Prompt:
Gather every line holding the string "Zauberey".

Given entries:
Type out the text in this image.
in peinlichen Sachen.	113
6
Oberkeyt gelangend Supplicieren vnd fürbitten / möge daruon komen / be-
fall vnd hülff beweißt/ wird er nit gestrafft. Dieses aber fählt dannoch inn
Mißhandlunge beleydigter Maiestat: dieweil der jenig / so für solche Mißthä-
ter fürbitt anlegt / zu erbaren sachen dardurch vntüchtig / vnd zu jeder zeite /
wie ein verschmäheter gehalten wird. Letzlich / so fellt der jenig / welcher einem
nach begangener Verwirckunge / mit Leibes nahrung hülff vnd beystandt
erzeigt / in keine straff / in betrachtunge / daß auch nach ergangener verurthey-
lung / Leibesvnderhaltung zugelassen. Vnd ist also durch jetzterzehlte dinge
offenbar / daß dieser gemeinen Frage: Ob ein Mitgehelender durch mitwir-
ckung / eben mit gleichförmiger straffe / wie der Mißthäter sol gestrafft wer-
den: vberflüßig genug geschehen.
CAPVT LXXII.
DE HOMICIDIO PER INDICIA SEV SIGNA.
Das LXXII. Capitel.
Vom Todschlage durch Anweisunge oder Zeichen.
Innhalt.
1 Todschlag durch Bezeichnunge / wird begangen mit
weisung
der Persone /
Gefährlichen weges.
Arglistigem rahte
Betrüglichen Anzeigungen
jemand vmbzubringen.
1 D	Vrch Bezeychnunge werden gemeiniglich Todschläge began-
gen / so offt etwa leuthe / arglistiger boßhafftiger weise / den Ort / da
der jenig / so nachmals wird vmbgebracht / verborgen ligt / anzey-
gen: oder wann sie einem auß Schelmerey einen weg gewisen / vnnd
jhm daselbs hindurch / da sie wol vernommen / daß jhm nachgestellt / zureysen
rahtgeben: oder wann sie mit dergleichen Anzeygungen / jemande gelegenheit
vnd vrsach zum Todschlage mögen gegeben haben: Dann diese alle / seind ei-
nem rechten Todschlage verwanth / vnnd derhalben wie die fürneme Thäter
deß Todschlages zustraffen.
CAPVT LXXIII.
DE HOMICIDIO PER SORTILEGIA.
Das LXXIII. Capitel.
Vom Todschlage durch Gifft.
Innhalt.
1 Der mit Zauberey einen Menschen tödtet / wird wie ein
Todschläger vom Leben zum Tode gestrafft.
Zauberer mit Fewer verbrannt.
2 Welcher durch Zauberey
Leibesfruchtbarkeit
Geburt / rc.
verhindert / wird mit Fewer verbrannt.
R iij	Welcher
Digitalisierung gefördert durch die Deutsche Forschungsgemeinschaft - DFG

Output for this task:
1 Der mit Zauberey einen Menschen tödtet / wird wie ein
2 Welcher durch Zauberey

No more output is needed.